Records contained in a dataset
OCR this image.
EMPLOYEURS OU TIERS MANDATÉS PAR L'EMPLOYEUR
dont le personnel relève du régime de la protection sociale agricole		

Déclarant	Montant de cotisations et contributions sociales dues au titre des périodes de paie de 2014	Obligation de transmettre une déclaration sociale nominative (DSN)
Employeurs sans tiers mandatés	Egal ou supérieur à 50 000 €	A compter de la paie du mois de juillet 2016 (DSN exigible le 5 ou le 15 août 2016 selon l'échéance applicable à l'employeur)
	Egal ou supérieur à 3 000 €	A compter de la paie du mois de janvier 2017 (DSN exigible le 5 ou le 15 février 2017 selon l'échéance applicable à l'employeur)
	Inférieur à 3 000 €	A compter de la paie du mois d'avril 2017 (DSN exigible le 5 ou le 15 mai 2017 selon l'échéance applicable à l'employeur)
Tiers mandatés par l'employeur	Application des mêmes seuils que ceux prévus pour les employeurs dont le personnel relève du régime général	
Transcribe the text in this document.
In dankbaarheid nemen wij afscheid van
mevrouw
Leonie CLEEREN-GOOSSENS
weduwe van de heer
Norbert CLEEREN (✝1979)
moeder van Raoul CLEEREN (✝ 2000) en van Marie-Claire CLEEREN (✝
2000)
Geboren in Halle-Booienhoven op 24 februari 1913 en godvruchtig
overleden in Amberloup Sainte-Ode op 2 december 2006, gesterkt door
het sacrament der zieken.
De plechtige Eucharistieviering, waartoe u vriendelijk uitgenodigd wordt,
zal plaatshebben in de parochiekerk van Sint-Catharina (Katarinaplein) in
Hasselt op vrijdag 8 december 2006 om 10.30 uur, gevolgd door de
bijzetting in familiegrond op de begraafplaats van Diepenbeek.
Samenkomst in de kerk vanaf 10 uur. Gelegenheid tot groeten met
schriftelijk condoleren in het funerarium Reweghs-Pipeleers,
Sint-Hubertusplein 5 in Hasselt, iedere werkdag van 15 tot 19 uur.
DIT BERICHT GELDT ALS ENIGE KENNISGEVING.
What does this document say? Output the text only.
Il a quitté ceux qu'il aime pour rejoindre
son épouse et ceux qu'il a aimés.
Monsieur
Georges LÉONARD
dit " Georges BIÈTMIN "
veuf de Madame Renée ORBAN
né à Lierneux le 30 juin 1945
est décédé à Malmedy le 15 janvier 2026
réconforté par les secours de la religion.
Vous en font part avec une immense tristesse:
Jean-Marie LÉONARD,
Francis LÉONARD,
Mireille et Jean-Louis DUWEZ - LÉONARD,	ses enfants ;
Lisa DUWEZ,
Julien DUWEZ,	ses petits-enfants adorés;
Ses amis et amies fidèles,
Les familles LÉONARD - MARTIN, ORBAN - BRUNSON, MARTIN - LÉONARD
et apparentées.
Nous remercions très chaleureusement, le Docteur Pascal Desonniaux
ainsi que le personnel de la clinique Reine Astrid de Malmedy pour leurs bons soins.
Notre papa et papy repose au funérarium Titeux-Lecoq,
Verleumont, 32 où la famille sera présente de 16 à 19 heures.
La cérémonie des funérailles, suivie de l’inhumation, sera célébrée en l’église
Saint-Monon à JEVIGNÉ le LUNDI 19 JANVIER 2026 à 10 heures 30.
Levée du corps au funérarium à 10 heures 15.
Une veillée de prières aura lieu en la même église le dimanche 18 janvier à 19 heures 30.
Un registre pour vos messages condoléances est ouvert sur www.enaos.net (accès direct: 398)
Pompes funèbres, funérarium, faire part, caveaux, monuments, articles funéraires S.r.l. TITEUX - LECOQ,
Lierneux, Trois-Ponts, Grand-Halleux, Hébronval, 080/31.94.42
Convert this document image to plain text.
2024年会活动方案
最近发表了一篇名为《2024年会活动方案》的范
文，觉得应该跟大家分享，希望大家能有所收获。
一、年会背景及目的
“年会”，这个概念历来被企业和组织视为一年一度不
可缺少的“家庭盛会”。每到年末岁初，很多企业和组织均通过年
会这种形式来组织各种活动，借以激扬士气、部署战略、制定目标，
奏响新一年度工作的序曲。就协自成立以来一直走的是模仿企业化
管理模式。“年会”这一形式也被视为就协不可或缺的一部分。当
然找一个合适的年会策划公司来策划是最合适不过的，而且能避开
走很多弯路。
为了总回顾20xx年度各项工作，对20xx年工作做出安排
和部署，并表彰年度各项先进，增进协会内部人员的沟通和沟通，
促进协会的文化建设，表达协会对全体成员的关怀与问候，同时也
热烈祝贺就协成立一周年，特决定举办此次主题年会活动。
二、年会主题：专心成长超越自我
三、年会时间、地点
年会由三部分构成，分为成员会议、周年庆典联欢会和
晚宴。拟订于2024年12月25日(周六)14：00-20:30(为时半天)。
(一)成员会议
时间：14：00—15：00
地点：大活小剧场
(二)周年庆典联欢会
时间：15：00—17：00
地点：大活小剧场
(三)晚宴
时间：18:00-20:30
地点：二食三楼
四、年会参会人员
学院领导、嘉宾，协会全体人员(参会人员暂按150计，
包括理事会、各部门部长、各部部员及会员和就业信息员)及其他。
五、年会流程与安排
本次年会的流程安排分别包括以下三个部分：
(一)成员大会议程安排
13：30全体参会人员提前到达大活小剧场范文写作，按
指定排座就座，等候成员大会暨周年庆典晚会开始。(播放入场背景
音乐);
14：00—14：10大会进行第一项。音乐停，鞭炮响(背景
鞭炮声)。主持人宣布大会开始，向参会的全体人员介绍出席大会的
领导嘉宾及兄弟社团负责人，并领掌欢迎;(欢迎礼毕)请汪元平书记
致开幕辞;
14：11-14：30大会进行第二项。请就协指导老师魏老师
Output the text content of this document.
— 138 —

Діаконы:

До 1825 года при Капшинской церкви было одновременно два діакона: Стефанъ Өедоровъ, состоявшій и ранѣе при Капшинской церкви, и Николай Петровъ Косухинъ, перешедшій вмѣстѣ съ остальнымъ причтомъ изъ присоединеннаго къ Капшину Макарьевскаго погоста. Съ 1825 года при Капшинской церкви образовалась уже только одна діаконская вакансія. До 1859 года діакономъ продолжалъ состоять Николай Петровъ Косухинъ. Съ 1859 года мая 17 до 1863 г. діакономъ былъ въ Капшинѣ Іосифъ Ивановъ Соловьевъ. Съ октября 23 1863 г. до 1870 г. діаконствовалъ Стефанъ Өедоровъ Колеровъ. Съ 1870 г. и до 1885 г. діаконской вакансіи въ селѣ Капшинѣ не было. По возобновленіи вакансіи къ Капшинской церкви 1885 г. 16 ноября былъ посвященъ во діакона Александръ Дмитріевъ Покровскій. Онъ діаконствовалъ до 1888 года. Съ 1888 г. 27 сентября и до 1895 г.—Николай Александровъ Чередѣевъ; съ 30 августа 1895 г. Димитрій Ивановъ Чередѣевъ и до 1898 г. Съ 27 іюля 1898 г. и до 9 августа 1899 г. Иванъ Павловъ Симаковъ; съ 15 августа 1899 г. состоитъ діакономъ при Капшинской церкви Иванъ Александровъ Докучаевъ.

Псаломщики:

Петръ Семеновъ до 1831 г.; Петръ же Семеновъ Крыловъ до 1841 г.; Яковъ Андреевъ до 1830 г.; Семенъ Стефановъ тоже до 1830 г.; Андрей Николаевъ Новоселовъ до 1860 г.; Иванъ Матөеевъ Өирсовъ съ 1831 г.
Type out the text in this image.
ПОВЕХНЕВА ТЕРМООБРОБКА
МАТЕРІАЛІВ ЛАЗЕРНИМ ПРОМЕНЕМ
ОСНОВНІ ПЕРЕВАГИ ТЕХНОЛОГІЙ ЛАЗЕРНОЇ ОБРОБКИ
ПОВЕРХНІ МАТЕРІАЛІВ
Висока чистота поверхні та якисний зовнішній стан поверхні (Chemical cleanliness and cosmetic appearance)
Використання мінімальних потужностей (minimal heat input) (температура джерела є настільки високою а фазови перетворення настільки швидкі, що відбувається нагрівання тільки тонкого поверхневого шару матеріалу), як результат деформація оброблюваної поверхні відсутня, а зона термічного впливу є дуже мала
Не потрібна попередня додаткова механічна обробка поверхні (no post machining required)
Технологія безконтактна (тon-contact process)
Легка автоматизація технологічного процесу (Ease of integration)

» **What to do**
Locate the word "part" in the records and collect each line it appears in.

» **Right answer**
Vous en font part avec une immense tristesse:
Pompes funèbres, funérarium, faire part, caveaux, monuments, articles funéraires S.r.l. TITEUX - LECOQ,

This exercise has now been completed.